--- REQUIREMENTS ---
Give every entry again, word for word.

--- RECORD EXCERPTS ---
====

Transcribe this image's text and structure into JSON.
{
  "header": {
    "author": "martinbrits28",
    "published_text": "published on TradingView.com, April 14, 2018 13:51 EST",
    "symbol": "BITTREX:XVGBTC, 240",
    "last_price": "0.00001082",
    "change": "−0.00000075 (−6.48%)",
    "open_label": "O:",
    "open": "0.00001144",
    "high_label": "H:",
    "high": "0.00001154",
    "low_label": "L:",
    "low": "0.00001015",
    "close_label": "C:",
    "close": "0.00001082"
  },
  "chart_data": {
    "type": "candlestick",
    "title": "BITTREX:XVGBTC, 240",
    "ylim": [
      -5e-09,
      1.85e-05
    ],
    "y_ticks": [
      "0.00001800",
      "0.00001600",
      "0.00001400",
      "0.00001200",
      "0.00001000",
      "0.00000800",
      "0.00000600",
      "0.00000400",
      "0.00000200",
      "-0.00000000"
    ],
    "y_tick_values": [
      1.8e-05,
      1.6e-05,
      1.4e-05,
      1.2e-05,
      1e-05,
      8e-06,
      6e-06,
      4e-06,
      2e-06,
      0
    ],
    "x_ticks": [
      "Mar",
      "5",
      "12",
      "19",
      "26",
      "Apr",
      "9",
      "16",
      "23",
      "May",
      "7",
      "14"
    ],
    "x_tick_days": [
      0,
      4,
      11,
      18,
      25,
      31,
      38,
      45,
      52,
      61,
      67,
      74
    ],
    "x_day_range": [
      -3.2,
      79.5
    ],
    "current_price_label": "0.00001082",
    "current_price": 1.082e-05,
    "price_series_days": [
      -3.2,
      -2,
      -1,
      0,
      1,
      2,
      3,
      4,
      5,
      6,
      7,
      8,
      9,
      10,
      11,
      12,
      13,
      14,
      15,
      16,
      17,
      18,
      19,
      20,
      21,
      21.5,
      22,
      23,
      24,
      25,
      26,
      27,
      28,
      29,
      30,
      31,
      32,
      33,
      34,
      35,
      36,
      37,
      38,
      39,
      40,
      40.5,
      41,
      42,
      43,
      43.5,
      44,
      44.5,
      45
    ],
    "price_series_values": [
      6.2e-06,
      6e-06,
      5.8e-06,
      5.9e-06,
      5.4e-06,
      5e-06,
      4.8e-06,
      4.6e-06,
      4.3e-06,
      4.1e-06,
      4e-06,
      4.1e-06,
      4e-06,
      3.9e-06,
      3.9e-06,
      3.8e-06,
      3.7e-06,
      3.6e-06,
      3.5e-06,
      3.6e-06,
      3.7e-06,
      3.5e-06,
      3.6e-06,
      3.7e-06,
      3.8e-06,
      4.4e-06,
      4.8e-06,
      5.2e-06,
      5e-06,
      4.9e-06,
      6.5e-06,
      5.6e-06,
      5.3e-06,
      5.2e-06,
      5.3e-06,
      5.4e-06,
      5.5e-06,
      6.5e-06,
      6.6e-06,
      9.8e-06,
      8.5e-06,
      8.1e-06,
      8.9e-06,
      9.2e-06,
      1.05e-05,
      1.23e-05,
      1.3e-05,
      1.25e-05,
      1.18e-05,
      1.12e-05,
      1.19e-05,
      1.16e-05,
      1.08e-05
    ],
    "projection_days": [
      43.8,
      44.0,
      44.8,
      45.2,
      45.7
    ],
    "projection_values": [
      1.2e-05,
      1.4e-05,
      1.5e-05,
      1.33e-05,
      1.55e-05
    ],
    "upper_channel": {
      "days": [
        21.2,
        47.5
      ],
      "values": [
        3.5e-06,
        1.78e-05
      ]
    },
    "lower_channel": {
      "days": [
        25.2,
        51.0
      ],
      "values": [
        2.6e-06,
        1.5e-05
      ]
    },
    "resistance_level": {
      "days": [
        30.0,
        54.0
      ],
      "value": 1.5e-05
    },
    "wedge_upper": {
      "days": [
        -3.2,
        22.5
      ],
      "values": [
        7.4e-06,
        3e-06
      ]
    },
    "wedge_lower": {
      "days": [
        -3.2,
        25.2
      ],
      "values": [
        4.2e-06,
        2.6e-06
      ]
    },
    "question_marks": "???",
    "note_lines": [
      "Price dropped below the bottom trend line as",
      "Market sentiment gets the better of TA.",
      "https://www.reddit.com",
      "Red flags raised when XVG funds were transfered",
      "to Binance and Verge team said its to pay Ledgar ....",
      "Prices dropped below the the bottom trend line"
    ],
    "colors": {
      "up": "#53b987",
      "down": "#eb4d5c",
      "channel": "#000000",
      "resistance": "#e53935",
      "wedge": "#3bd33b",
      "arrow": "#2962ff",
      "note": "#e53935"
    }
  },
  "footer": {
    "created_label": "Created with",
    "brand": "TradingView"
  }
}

====

--- OUTPUT OF THE EXERCISE ---
Transcribe this image's text and structure into JSON.
{
  "header": {
    "author": "martinbrits28",
    "published_text": "published on TradingView.com, April 14, 2018 13:51 EST",
    "symbol": "BITTREX:XVGBTC, 240",
    "last_price": "0.00001082",
    "change": "−0.00000075 (−6.48%)",
    "open_label": "O:",
    "open": "0.00001144",
    "high_label": "H:",
    "high": "0.00001154",
    "low_label": "L:",
    "low": "0.00001015",
    "close_label": "C:",
    "close": "0.00001082"
  },
  "chart_data": {
    "type": "candlestick",
    "title": "BITTREX:XVGBTC, 240",
    "ylim": [
      -5e-09,
      1.85e-05
    ],
    "y_ticks": [
      "0.00001800",
      "0.00001600",
      "0.00001400",
      "0.00001200",
      "0.00001000",
      "0.00000800",
      "0.00000600",
      "0.00000400",
      "0.00000200",
      "-0.00000000"
    ],
    "y_tick_values": [
      1.8e-05,
      1.6e-05,
      1.4e-05,
      1.2e-05,
      1e-05,
      8e-06,
      6e-06,
      4e-06,
      2e-06,
      0
    ],
    "x_ticks": [
      "Mar",
      "5",
      "12",
      "19",
      "26",
      "Apr",
      "9",
      "16",
      "23",
      "May",
      "7",
      "14"
    ],
    "x_tick_days": [
      0,
      4,
      11,
      18,
      25,
      31,
      38,
      45,
      52,
      61,
      67,
      74
    ],
    "x_day_range": [
      -3.2,
      79.5
    ],
    "current_price_label": "0.00001082",
    "current_price": 1.082e-05,
    "price_series_days": [
      -3.2,
      -2,
      -1,
      0,
      1,
      2,
      3,
      4,
      5,
      6,
      7,
      8,
      9,
      10,
      11,
      12,
      13,
      14,
      15,
      16,
      17,
      18,
      19,
      20,
      21,
      21.5,
      22,
      23,
      24,
      25,
      26,
      27,
      28,
      29,
      30,
      31,
      32,
      33,
      34,
      35,
      36,
      37,
      38,
      39,
      40,
      40.5,
      41,
      42,
      43,
      43.5,
      44,
      44.5,
      45
    ],
    "price_series_values": [
      6.2e-06,
      6e-06,
      5.8e-06,
      5.9e-06,
      5.4e-06,
      5e-06,
      4.8e-06,
      4.6e-06,
      4.3e-06,
      4.1e-06,
      4e-06,
      4.1e-06,
      4e-06,
      3.9e-06,
      3.9e-06,
      3.8e-06,
      3.7e-06,
      3.6e-06,
      3.5e-06,
      3.6e-06,
      3.7e-06,
      3.5e-06,
      3.6e-06,
      3.7e-06,
      3.8e-06,
      4.4e-06,
      4.8e-06,
      5.2e-06,
      5e-06,
      4.9e-06,
      6.5e-06,
      5.6e-06,
      5.3e-06,
      5.2e-06,
      5.3e-06,
      5.4e-06,
      5.5e-06,
      6.5e-06,
      6.6e-06,
      9.8e-06,
      8.5e-06,
      8.1e-06,
      8.9e-06,
      9.2e-06,
      1.05e-05,
      1.23e-05,
      1.3e-05,
      1.25e-05,
      1.18e-05,
      1.12e-05,
      1.19e-05,
      1.16e-05,
      1.08e-05
    ],
    "projection_days": [
      43.8,
      44.0,
      44.8,
      45.2,
      45.7
    ],
    "projection_values": [
      1.2e-05,
      1.4e-05,
      1.5e-05,
      1.33e-05,
      1.55e-05
    ],
    "upper_channel": {
      "days": [
        21.2,
        47.5
      ],
      "values": [
        3.5e-06,
        1.78e-05
      ]
    },
    "lower_channel": {
      "days": [
        25.2,
        51.0
      ],
      "values": [
        2.6e-06,
        1.5e-05
      ]
    },
    "resistance_level": {
      "days": [
        30.0,
        54.0
      ],
      "value": 1.5e-05
    },
    "wedge_upper": {
      "days": [
        -3.2,
        22.5
      ],
      "values": [
        7.4e-06,
        3e-06
      ]
    },
    "wedge_lower": {
      "days": [
        -3.2,
        25.2
      ],
      "values": [
        4.2e-06,
        2.6e-06
      ]
    },
    "question_marks": "???",
    "note_lines": [
      "Price dropped below the bottom trend line as",
      "Market sentiment gets the better of TA.",
      "https://www.reddit.com",
      "Red flags raised when XVG funds were transfered",
      "to Binance and Verge team said its to pay Ledgar ....",
      "Prices dropped below the the bottom trend line"
    ],
    "colors": {
      "up": "#53b987",
      "down": "#eb4d5c",
      "channel": "#000000",
      "resistance": "#e53935",
      "wedge": "#3bd33b",
      "arrow": "#2962ff",
      "note": "#e53935"
    }
  },
  "footer": {
    "created_label": "Created with",
    "brand": "TradingView"
  }
}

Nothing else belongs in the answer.